* Stored records

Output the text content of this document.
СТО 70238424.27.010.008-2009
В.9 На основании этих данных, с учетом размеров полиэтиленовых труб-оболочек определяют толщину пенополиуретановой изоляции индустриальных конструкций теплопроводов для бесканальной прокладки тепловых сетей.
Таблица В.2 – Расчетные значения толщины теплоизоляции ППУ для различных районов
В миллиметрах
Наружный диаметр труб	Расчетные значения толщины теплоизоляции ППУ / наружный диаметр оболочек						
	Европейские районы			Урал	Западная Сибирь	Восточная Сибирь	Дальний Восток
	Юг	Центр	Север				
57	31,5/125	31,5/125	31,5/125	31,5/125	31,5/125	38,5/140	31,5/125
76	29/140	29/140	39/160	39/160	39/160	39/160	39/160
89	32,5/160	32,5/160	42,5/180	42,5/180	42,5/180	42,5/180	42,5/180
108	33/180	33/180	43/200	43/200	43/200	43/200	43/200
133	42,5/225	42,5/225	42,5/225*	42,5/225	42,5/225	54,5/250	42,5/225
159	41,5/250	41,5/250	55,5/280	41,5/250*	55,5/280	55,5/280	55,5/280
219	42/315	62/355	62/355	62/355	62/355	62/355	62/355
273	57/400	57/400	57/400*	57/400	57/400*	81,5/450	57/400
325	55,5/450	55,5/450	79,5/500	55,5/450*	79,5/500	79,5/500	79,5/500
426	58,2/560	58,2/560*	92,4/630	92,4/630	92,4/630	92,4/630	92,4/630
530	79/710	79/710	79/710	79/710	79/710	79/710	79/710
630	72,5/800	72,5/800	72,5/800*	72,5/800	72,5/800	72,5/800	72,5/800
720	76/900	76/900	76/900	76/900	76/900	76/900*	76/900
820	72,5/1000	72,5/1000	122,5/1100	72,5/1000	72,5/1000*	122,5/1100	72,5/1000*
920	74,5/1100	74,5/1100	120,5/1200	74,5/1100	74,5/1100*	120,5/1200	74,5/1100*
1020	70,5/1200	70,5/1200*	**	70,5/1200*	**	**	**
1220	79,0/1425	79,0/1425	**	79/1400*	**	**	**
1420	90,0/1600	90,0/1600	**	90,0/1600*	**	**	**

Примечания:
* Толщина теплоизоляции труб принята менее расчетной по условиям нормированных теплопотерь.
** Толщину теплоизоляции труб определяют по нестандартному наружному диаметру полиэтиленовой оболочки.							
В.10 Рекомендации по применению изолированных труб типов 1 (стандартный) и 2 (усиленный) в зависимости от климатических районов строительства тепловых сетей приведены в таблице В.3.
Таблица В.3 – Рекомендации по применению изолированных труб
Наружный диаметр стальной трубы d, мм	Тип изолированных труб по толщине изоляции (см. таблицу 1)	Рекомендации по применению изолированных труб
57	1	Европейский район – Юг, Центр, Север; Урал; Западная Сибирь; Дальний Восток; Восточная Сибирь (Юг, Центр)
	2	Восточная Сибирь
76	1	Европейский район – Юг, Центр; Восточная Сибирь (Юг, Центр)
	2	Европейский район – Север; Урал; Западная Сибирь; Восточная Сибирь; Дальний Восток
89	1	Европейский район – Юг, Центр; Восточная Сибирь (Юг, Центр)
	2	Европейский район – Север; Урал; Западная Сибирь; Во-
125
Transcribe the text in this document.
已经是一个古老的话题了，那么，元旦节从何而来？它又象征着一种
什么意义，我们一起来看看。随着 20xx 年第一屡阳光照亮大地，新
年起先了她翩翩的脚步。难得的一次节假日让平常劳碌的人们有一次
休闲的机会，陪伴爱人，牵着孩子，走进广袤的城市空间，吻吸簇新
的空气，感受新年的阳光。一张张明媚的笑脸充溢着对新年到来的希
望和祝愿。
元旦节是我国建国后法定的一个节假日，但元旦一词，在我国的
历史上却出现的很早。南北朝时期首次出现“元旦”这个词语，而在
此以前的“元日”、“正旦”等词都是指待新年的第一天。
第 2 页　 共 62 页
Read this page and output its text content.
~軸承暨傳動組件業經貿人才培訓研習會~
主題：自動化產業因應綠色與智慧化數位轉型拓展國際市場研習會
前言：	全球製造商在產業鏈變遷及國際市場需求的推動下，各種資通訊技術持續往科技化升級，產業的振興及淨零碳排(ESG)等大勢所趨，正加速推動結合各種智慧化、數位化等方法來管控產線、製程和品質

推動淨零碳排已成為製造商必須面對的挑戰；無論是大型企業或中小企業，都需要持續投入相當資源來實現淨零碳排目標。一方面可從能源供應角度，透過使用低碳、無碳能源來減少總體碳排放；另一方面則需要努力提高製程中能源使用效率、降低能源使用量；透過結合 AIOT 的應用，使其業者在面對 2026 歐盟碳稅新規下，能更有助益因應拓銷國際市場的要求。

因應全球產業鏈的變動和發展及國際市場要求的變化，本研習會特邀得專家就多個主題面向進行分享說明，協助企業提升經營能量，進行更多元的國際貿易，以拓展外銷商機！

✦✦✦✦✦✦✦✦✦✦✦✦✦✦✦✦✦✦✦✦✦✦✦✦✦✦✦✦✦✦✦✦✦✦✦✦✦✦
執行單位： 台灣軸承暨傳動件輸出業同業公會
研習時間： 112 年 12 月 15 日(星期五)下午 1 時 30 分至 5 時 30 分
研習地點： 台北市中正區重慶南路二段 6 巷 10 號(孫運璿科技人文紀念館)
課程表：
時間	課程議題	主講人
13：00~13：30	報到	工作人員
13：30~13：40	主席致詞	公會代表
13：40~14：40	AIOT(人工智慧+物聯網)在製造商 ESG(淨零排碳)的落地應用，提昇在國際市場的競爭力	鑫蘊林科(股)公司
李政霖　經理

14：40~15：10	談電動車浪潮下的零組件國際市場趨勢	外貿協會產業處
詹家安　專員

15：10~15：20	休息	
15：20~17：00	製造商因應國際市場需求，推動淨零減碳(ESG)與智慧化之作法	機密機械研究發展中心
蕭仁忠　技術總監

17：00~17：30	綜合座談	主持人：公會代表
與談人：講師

* Written task
Above are some records; repeat all of them exactly.

* Response below
Output the text content of this document.
СТО 70238424.27.010.008-2009
В.9 На основании этих данных, с учетом размеров полиэтиленовых труб-оболочек определяют толщину пенополиуретановой изоляции индустриальных конструкций теплопроводов для бесканальной прокладки тепловых сетей.
Таблица В.2 – Расчетные значения толщины теплоизоляции ППУ для различных районов
В миллиметрах
Наружный диаметр труб	Расчетные значения толщины теплоизоляции ППУ / наружный диаметр оболочек						
	Европейские районы			Урал	Западная Сибирь	Восточная Сибирь	Дальний Восток
	Юг	Центр	Север				
57	31,5/125	31,5/125	31,5/125	31,5/125	31,5/125	38,5/140	31,5/125
76	29/140	29/140	39/160	39/160	39/160	39/160	39/160
89	32,5/160	32,5/160	42,5/180	42,5/180	42,5/180	42,5/180	42,5/180
108	33/180	33/180	43/200	43/200	43/200	43/200	43/200
133	42,5/225	42,5/225	42,5/225*	42,5/225	42,5/225	54,5/250	42,5/225
159	41,5/250	41,5/250	55,5/280	41,5/250*	55,5/280	55,5/280	55,5/280
219	42/315	62/355	62/355	62/355	62/355	62/355	62/355
273	57/400	57/400	57/400*	57/400	57/400*	81,5/450	57/400
325	55,5/450	55,5/450	79,5/500	55,5/450*	79,5/500	79,5/500	79,5/500
426	58,2/560	58,2/560*	92,4/630	92,4/630	92,4/630	92,4/630	92,4/630
530	79/710	79/710	79/710	79/710	79/710	79/710	79/710
630	72,5/800	72,5/800	72,5/800*	72,5/800	72,5/800	72,5/800	72,5/800
720	76/900	76/900	76/900	76/900	76/900	76/900*	76/900
820	72,5/1000	72,5/1000	122,5/1100	72,5/1000	72,5/1000*	122,5/1100	72,5/1000*
920	74,5/1100	74,5/1100	120,5/1200	74,5/1100	74,5/1100*	120,5/1200	74,5/1100*
1020	70,5/1200	70,5/1200*	**	70,5/1200*	**	**	**
1220	79,0/1425	79,0/1425	**	79/1400*	**	**	**
1420	90,0/1600	90,0/1600	**	90,0/1600*	**	**	**

Примечания:
* Толщина теплоизоляции труб принята менее расчетной по условиям нормированных теплопотерь.
** Толщину теплоизоляции труб определяют по нестандартному наружному диаметру полиэтиленовой оболочки.							
В.10 Рекомендации по применению изолированных труб типов 1 (стандартный) и 2 (усиленный) в зависимости от климатических районов строительства тепловых сетей приведены в таблице В.3.
Таблица В.3 – Рекомендации по применению изолированных труб
Наружный диаметр стальной трубы d, мм	Тип изолированных труб по толщине изоляции (см. таблицу 1)	Рекомендации по применению изолированных труб
57	1	Европейский район – Юг, Центр, Север; Урал; Западная Сибирь; Дальний Восток; Восточная Сибирь (Юг, Центр)
	2	Восточная Сибирь
76	1	Европейский район – Юг, Центр; Восточная Сибирь (Юг, Центр)
	2	Европейский район – Север; Урал; Западная Сибирь; Восточная Сибирь; Дальний Восток
89	1	Европейский район – Юг, Центр; Восточная Сибирь (Юг, Центр)
	2	Европейский район – Север; Урал; Западная Сибирь; Во-
125
Transcribe the text in this document.
已经是一个古老的话题了，那么，元旦节从何而来？它又象征着一种
什么意义，我们一起来看看。随着 20xx 年第一屡阳光照亮大地，新
年起先了她翩翩的脚步。难得的一次节假日让平常劳碌的人们有一次
休闲的机会，陪伴爱人，牵着孩子，走进广袤的城市空间，吻吸簇新
的空气，感受新年的阳光。一张张明媚的笑脸充溢着对新年到来的希
望和祝愿。
元旦节是我国建国后法定的一个节假日，但元旦一词，在我国的
历史上却出现的很早。南北朝时期首次出现“元旦”这个词语，而在
此以前的“元日”、“正旦”等词都是指待新年的第一天。
第 2 页　 共 62 页
Read this page and output its text content.
~軸承暨傳動組件業經貿人才培訓研習會~
主題：自動化產業因應綠色與智慧化數位轉型拓展國際市場研習會
前言：	全球製造商在產業鏈變遷及國際市場需求的推動下，各種資通訊技術持續往科技化升級，產業的振興及淨零碳排(ESG)等大勢所趨，正加速推動結合各種智慧化、數位化等方法來管控產線、製程和品質

推動淨零碳排已成為製造商必須面對的挑戰；無論是大型企業或中小企業，都需要持續投入相當資源來實現淨零碳排目標。一方面可從能源供應角度，透過使用低碳、無碳能源來減少總體碳排放；另一方面則需要努力提高製程中能源使用效率、降低能源使用量；透過結合 AIOT 的應用，使其業者在面對 2026 歐盟碳稅新規下，能更有助益因應拓銷國際市場的要求。

因應全球產業鏈的變動和發展及國際市場要求的變化，本研習會特邀得專家就多個主題面向進行分享說明，協助企業提升經營能量，進行更多元的國際貿易，以拓展外銷商機！

✦✦✦✦✦✦✦✦✦✦✦✦✦✦✦✦✦✦✦✦✦✦✦✦✦✦✦✦✦✦✦✦✦✦✦✦✦✦
執行單位： 台灣軸承暨傳動件輸出業同業公會
研習時間： 112 年 12 月 15 日(星期五)下午 1 時 30 分至 5 時 30 分
研習地點： 台北市中正區重慶南路二段 6 巷 10 號(孫運璿科技人文紀念館)
課程表：
時間	課程議題	主講人
13：00~13：30	報到	工作人員
13：30~13：40	主席致詞	公會代表
13：40~14：40	AIOT(人工智慧+物聯網)在製造商 ESG(淨零排碳)的落地應用，提昇在國際市場的競爭力	鑫蘊林科(股)公司
李政霖　經理

14：40~15：10	談電動車浪潮下的零組件國際市場趨勢	外貿協會產業處
詹家安　專員

15：10~15：20	休息	
15：20~17：00	製造商因應國際市場需求，推動淨零減碳(ESG)與智慧化之作法	機密機械研究發展中心
蕭仁忠　技術總監

17：00~17：30	綜合座談	主持人：公會代表
與談人：講師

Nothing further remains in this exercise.